__INPUT FOR THIS TASK__:

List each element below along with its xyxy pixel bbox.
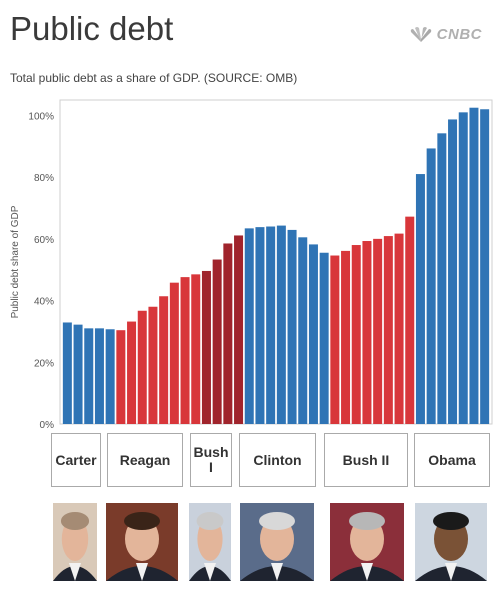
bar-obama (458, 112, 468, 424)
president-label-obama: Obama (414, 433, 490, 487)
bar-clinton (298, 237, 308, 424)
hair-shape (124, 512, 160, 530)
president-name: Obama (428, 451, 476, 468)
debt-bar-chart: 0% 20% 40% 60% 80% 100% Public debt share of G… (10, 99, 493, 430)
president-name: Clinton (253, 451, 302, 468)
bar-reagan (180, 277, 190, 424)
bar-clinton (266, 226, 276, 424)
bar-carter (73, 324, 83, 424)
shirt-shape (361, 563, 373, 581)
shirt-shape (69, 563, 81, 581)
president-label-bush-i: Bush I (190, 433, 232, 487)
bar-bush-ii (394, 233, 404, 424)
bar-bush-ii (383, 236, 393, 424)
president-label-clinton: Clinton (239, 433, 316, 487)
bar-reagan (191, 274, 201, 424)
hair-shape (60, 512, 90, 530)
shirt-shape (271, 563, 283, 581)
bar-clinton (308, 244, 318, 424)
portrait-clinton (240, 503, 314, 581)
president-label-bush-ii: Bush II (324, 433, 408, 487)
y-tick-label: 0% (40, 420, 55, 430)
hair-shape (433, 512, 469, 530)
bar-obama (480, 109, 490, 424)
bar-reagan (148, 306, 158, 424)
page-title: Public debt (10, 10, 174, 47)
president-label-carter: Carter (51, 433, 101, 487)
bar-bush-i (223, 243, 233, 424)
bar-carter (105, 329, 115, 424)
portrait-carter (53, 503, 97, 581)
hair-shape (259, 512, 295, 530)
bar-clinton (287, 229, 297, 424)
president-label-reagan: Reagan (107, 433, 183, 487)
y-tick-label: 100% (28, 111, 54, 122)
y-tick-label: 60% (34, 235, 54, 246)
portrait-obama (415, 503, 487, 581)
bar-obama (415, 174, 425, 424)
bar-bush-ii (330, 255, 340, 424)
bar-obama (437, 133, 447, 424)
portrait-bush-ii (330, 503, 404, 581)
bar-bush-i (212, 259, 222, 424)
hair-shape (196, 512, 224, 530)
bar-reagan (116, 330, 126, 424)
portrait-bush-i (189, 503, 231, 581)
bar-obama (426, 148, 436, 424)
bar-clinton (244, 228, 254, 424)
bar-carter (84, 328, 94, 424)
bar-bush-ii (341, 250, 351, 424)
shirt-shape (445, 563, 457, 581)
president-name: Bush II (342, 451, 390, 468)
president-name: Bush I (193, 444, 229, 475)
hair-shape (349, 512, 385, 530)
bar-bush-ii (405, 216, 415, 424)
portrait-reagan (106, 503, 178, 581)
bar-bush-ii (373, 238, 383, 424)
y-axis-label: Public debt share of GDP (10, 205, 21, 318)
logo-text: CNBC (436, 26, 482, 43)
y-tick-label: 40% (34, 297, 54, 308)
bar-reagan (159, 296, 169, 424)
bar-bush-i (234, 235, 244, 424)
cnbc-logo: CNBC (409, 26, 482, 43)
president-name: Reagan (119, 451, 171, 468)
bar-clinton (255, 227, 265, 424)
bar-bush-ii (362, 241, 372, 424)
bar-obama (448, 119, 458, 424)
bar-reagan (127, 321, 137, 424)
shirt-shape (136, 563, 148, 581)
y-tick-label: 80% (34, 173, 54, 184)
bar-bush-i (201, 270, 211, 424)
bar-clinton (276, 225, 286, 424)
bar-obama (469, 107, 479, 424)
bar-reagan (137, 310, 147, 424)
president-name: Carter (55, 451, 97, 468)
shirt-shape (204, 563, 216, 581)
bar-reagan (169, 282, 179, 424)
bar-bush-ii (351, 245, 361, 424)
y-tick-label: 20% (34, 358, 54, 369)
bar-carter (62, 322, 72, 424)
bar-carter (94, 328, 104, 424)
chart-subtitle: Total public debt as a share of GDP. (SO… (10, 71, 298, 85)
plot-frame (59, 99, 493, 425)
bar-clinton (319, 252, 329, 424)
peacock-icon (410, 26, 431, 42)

---

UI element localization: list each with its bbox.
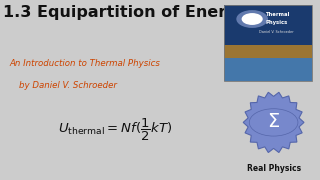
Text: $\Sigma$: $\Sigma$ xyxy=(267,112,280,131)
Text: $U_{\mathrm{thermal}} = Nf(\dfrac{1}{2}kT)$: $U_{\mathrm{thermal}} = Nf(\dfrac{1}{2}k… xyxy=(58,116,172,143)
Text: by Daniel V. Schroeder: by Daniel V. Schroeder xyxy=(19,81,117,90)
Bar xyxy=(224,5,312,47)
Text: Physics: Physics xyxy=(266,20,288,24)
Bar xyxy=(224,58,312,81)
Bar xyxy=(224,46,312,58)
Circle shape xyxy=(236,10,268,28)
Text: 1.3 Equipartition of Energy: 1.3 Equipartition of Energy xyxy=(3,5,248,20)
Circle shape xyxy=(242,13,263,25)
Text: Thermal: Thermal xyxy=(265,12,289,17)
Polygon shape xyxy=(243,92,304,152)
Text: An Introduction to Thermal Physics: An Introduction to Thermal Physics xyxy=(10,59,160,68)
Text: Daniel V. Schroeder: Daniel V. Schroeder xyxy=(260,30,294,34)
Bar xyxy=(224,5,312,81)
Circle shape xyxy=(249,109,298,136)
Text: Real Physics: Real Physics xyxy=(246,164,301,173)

__REQUIRED WORK__:
Please write out the items verbatim, starting at the line that contains "Text: $\Sigma$: $\Sigma$" and ending at the line that contains "Circle shape xyxy=(236,10,268,28)", with both of those lines included.

__COMPLETED TASK__:
Text: $\Sigma$: $\Sigma$ xyxy=(267,112,280,131)
Text: $U_{\mathrm{thermal}} = Nf(\dfrac{1}{2}kT)$: $U_{\mathrm{thermal}} = Nf(\dfrac{1}{2}k… xyxy=(58,116,172,143)
Text: by Daniel V. Schroeder: by Daniel V. Schroeder xyxy=(19,81,117,90)
Bar xyxy=(224,5,312,47)
Text: Physics: Physics xyxy=(266,20,288,24)
Bar xyxy=(224,58,312,81)
Bar xyxy=(224,46,312,58)
Circle shape xyxy=(236,10,268,28)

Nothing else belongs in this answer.